Find and copy each line of the records where the string "coverage" shows up.

Stored items from a collection =>
----------
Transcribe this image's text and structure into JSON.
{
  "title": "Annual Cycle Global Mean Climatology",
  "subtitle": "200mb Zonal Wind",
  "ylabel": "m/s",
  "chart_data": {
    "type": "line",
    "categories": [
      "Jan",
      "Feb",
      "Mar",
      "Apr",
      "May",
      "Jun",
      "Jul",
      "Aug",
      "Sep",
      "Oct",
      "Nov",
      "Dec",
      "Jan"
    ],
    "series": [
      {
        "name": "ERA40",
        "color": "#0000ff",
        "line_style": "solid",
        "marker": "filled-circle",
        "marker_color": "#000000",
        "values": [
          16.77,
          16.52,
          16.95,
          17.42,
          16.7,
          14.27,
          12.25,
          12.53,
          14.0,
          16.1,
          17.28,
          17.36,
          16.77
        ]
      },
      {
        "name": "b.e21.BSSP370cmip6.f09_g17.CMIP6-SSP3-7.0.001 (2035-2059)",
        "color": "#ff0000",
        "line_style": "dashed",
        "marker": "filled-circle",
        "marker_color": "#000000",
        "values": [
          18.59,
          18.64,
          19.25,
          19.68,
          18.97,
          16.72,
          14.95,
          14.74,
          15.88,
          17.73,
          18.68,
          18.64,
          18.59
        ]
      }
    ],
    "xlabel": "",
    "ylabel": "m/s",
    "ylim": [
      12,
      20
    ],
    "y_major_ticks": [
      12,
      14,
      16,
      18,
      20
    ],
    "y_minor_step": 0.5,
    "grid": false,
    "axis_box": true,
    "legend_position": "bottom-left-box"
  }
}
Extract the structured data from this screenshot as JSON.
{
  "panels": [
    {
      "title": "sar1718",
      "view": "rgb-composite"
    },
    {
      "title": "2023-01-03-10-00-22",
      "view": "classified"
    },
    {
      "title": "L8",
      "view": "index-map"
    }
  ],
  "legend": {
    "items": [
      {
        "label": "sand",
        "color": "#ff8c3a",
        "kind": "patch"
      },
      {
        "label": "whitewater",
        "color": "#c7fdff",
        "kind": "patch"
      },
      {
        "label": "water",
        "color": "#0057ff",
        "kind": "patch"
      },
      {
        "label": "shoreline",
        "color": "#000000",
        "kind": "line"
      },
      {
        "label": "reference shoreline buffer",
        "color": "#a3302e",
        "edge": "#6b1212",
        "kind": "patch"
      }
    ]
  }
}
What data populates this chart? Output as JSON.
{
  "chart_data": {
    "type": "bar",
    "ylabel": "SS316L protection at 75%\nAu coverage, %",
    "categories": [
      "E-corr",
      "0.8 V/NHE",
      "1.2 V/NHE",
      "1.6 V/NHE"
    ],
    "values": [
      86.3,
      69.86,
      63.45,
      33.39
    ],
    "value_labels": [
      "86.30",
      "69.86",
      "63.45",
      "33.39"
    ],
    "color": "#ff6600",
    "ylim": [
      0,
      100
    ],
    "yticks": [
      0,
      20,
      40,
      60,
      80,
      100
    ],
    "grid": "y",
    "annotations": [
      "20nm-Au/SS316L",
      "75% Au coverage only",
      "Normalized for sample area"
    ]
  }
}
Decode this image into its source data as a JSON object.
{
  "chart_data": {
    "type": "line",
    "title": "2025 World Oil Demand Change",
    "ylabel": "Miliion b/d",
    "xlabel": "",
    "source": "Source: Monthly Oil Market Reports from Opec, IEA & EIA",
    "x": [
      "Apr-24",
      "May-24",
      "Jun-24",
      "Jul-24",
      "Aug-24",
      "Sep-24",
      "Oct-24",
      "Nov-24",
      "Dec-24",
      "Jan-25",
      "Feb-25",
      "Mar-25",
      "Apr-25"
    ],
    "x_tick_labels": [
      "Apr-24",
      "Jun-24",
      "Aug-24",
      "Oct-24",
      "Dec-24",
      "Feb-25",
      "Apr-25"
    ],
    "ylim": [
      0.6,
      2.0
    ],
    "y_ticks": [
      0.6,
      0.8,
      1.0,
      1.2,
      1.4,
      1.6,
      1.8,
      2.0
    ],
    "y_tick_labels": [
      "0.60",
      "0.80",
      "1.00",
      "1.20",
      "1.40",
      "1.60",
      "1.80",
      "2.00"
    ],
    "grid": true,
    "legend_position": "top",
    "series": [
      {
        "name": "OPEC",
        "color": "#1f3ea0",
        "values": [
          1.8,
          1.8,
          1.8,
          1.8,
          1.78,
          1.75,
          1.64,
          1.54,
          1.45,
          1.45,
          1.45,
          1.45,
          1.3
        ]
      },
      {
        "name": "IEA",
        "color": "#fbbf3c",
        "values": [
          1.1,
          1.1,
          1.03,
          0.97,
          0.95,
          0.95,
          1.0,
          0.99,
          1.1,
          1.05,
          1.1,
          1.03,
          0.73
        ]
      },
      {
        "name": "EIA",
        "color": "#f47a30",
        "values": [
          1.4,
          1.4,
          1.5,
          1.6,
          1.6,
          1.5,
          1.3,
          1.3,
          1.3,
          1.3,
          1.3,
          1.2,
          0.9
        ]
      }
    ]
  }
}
----------
Written reply =>
    "ylabel": "SS316L protection at 75%\nAu coverage, %",
      "75% Au coverage only",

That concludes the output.